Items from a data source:
....
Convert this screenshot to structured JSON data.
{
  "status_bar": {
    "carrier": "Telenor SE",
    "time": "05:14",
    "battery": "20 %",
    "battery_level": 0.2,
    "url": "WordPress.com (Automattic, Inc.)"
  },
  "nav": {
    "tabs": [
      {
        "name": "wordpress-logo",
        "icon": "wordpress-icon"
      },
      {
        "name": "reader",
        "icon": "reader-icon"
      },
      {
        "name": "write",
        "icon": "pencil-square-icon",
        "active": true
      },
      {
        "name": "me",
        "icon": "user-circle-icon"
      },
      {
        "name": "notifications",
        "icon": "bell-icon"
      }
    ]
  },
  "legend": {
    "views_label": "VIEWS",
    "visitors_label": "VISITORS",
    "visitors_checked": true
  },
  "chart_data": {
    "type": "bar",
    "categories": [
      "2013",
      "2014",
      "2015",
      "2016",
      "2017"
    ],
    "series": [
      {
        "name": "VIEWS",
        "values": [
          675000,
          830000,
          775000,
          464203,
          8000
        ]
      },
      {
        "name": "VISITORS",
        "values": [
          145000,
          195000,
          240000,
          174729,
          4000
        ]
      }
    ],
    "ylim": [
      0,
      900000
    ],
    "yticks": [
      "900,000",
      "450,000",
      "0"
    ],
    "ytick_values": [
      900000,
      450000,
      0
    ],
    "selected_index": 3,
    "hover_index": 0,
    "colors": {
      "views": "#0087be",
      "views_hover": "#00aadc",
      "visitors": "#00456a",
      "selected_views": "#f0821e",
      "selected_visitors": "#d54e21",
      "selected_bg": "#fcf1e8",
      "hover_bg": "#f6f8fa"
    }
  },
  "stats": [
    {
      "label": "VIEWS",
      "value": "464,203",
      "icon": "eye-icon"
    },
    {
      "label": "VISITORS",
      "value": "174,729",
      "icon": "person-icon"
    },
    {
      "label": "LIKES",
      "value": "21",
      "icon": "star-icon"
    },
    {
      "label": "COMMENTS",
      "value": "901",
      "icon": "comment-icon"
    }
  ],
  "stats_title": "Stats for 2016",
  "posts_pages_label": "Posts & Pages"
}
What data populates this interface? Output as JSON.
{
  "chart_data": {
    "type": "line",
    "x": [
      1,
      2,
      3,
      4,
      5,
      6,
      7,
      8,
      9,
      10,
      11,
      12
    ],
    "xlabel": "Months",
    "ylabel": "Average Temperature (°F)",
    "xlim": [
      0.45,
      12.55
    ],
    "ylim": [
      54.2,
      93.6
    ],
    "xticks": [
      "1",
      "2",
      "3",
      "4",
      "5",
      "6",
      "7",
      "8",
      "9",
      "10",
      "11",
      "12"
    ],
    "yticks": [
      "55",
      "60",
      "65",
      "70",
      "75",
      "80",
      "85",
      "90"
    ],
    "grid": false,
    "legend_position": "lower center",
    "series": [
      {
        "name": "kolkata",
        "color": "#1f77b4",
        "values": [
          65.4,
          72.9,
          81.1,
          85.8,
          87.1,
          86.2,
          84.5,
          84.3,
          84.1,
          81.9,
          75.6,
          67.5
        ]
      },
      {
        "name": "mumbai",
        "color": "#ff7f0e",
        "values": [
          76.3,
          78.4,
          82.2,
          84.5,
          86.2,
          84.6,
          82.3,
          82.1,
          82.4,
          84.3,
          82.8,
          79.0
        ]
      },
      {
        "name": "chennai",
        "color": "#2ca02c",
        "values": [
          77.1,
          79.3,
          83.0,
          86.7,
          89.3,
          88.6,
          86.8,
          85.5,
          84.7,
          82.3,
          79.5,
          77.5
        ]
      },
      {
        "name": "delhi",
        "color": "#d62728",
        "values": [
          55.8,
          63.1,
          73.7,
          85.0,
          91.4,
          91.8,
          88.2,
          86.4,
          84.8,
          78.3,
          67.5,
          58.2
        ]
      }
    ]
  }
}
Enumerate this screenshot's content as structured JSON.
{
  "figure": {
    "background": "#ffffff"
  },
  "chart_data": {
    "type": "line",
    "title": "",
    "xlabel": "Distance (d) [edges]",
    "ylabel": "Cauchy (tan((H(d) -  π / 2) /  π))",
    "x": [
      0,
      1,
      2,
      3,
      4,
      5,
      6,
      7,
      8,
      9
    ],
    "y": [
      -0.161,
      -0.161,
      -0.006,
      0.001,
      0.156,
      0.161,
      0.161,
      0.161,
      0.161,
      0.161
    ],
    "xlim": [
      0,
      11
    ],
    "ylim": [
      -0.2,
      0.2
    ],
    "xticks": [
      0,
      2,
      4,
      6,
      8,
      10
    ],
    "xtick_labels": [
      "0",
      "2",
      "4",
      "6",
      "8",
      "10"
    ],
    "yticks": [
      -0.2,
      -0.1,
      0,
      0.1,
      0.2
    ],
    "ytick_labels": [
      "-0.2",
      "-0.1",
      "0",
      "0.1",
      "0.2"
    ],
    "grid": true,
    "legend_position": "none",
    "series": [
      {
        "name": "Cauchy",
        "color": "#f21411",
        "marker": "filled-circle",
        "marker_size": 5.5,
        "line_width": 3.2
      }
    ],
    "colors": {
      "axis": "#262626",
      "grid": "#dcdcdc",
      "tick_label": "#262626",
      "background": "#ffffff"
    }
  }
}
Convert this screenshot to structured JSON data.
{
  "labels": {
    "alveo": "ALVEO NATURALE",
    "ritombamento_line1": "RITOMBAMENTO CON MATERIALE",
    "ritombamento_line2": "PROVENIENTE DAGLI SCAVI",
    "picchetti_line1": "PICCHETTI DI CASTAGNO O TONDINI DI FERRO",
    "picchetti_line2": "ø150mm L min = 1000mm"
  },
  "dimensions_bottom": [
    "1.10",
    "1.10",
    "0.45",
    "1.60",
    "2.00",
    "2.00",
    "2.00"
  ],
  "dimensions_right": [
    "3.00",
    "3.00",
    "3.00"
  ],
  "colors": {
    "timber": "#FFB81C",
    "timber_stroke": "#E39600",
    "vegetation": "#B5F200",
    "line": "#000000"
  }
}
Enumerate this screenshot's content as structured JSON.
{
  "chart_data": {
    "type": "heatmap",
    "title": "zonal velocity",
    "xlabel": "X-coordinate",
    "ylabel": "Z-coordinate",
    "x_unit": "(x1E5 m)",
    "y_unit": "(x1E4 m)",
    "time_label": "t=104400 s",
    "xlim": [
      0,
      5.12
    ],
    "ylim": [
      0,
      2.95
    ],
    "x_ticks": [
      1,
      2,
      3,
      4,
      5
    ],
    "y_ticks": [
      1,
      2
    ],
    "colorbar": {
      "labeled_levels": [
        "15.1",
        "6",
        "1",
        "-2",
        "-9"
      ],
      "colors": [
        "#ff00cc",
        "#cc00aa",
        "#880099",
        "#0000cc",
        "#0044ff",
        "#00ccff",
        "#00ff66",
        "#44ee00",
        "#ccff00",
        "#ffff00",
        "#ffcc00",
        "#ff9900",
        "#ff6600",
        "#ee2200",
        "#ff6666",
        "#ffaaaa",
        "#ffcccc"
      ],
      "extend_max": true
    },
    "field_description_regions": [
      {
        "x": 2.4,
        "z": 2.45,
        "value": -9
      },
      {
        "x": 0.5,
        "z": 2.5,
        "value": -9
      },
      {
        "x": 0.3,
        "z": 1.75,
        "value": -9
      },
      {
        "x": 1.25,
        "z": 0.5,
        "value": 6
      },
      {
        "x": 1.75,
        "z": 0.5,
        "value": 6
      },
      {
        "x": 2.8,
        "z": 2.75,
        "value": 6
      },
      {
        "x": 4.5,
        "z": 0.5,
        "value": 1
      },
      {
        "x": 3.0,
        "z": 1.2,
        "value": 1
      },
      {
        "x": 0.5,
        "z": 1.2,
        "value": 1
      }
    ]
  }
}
....
> **Brief**:
Transcribe the entire listing above precisely.

> **Solution to the problem**:
Convert this screenshot to structured JSON data.
{
  "status_bar": {
    "carrier": "Telenor SE",
    "time": "05:14",
    "battery": "20 %",
    "battery_level": 0.2,
    "url": "WordPress.com (Automattic, Inc.)"
  },
  "nav": {
    "tabs": [
      {
        "name": "wordpress-logo",
        "icon": "wordpress-icon"
      },
      {
        "name": "reader",
        "icon": "reader-icon"
      },
      {
        "name": "write",
        "icon": "pencil-square-icon",
        "active": true
      },
      {
        "name": "me",
        "icon": "user-circle-icon"
      },
      {
        "name": "notifications",
        "icon": "bell-icon"
      }
    ]
  },
  "legend": {
    "views_label": "VIEWS",
    "visitors_label": "VISITORS",
    "visitors_checked": true
  },
  "chart_data": {
    "type": "bar",
    "categories": [
      "2013",
      "2014",
      "2015",
      "2016",
      "2017"
    ],
    "series": [
      {
        "name": "VIEWS",
        "values": [
          675000,
          830000,
          775000,
          464203,
          8000
        ]
      },
      {
        "name": "VISITORS",
        "values": [
          145000,
          195000,
          240000,
          174729,
          4000
        ]
      }
    ],
    "ylim": [
      0,
      900000
    ],
    "yticks": [
      "900,000",
      "450,000",
      "0"
    ],
    "ytick_values": [
      900000,
      450000,
      0
    ],
    "selected_index": 3,
    "hover_index": 0,
    "colors": {
      "views": "#0087be",
      "views_hover": "#00aadc",
      "visitors": "#00456a",
      "selected_views": "#f0821e",
      "selected_visitors": "#d54e21",
      "selected_bg": "#fcf1e8",
      "hover_bg": "#f6f8fa"
    }
  },
  "stats": [
    {
      "label": "VIEWS",
      "value": "464,203",
      "icon": "eye-icon"
    },
    {
      "label": "VISITORS",
      "value": "174,729",
      "icon": "person-icon"
    },
    {
      "label": "LIKES",
      "value": "21",
      "icon": "star-icon"
    },
    {
      "label": "COMMENTS",
      "value": "901",
      "icon": "comment-icon"
    }
  ],
  "stats_title": "Stats for 2016",
  "posts_pages_label": "Posts & Pages"
}
What data populates this interface? Output as JSON.
{
  "chart_data": {
    "type": "line",
    "x": [
      1,
      2,
      3,
      4,
      5,
      6,
      7,
      8,
      9,
      10,
      11,
      12
    ],
    "xlabel": "Months",
    "ylabel": "Average Temperature (°F)",
    "xlim": [
      0.45,
      12.55
    ],
    "ylim": [
      54.2,
      93.6
    ],
    "xticks": [
      "1",
      "2",
      "3",
      "4",
      "5",
      "6",
      "7",
      "8",
      "9",
      "10",
      "11",
      "12"
    ],
    "yticks": [
      "55",
      "60",
      "65",
      "70",
      "75",
      "80",
      "85",
      "90"
    ],
    "grid": false,
    "legend_position": "lower center",
    "series": [
      {
        "name": "kolkata",
        "color": "#1f77b4",
        "values": [
          65.4,
          72.9,
          81.1,
          85.8,
          87.1,
          86.2,
          84.5,
          84.3,
          84.1,
          81.9,
          75.6,
          67.5
        ]
      },
      {
        "name": "mumbai",
        "color": "#ff7f0e",
        "values": [
          76.3,
          78.4,
          82.2,
          84.5,
          86.2,
          84.6,
          82.3,
          82.1,
          82.4,
          84.3,
          82.8,
          79.0
        ]
      },
      {
        "name": "chennai",
        "color": "#2ca02c",
        "values": [
          77.1,
          79.3,
          83.0,
          86.7,
          89.3,
          88.6,
          86.8,
          85.5,
          84.7,
          82.3,
          79.5,
          77.5
        ]
      },
      {
        "name": "delhi",
        "color": "#d62728",
        "values": [
          55.8,
          63.1,
          73.7,
          85.0,
          91.4,
          91.8,
          88.2,
          86.4,
          84.8,
          78.3,
          67.5,
          58.2
        ]
      }
    ]
  }
}
Enumerate this screenshot's content as structured JSON.
{
  "figure": {
    "background": "#ffffff"
  },
  "chart_data": {
    "type": "line",
    "title": "",
    "xlabel": "Distance (d) [edges]",
    "ylabel": "Cauchy (tan((H(d) -  π / 2) /  π))",
    "x": [
      0,
      1,
      2,
      3,
      4,
      5,
      6,
      7,
      8,
      9
    ],
    "y": [
      -0.161,
      -0.161,
      -0.006,
      0.001,
      0.156,
      0.161,
      0.161,
      0.161,
      0.161,
      0.161
    ],
    "xlim": [
      0,
      11
    ],
    "ylim": [
      -0.2,
      0.2
    ],
    "xticks": [
      0,
      2,
      4,
      6,
      8,
      10
    ],
    "xtick_labels": [
      "0",
      "2",
      "4",
      "6",
      "8",
      "10"
    ],
    "yticks": [
      -0.2,
      -0.1,
      0,
      0.1,
      0.2
    ],
    "ytick_labels": [
      "-0.2",
      "-0.1",
      "0",
      "0.1",
      "0.2"
    ],
    "grid": true,
    "legend_position": "none",
    "series": [
      {
        "name": "Cauchy",
        "color": "#f21411",
        "marker": "filled-circle",
        "marker_size": 5.5,
        "line_width": 3.2
      }
    ],
    "colors": {
      "axis": "#262626",
      "grid": "#dcdcdc",
      "tick_label": "#262626",
      "background": "#ffffff"
    }
  }
}
Convert this screenshot to structured JSON data.
{
  "labels": {
    "alveo": "ALVEO NATURALE",
    "ritombamento_line1": "RITOMBAMENTO CON MATERIALE",
    "ritombamento_line2": "PROVENIENTE DAGLI SCAVI",
    "picchetti_line1": "PICCHETTI DI CASTAGNO O TONDINI DI FERRO",
    "picchetti_line2": "ø150mm L min = 1000mm"
  },
  "dimensions_bottom": [
    "1.10",
    "1.10",
    "0.45",
    "1.60",
    "2.00",
    "2.00",
    "2.00"
  ],
  "dimensions_right": [
    "3.00",
    "3.00",
    "3.00"
  ],
  "colors": {
    "timber": "#FFB81C",
    "timber_stroke": "#E39600",
    "vegetation": "#B5F200",
    "line": "#000000"
  }
}
Enumerate this screenshot's content as structured JSON.
{
  "chart_data": {
    "type": "heatmap",
    "title": "zonal velocity",
    "xlabel": "X-coordinate",
    "ylabel": "Z-coordinate",
    "x_unit": "(x1E5 m)",
    "y_unit": "(x1E4 m)",
    "time_label": "t=104400 s",
    "xlim": [
      0,
      5.12
    ],
    "ylim": [
      0,
      2.95
    ],
    "x_ticks": [
      1,
      2,
      3,
      4,
      5
    ],
    "y_ticks": [
      1,
      2
    ],
    "colorbar": {
      "labeled_levels": [
        "15.1",
        "6",
        "1",
        "-2",
        "-9"
      ],
      "colors": [
        "#ff00cc",
        "#cc00aa",
        "#880099",
        "#0000cc",
        "#0044ff",
        "#00ccff",
        "#00ff66",
        "#44ee00",
        "#ccff00",
        "#ffff00",
        "#ffcc00",
        "#ff9900",
        "#ff6600",
        "#ee2200",
        "#ff6666",
        "#ffaaaa",
        "#ffcccc"
      ],
      "extend_max": true
    },
    "field_description_regions": [
      {
        "x": 2.4,
        "z": 2.45,
        "value": -9
      },
      {
        "x": 0.5,
        "z": 2.5,
        "value": -9
      },
      {
        "x": 0.3,
        "z": 1.75,
        "value": -9
      },
      {
        "x": 1.25,
        "z": 0.5,
        "value": 6
      },
      {
        "x": 1.75,
        "z": 0.5,
        "value": 6
      },
      {
        "x": 2.8,
        "z": 2.75,
        "value": 6
      },
      {
        "x": 4.5,
        "z": 0.5,
        "value": 1
      },
      {
        "x": 3.0,
        "z": 1.2,
        "value": 1
      },
      {
        "x": 0.5,
        "z": 1.2,
        "value": 1
      }
    ]
  }
}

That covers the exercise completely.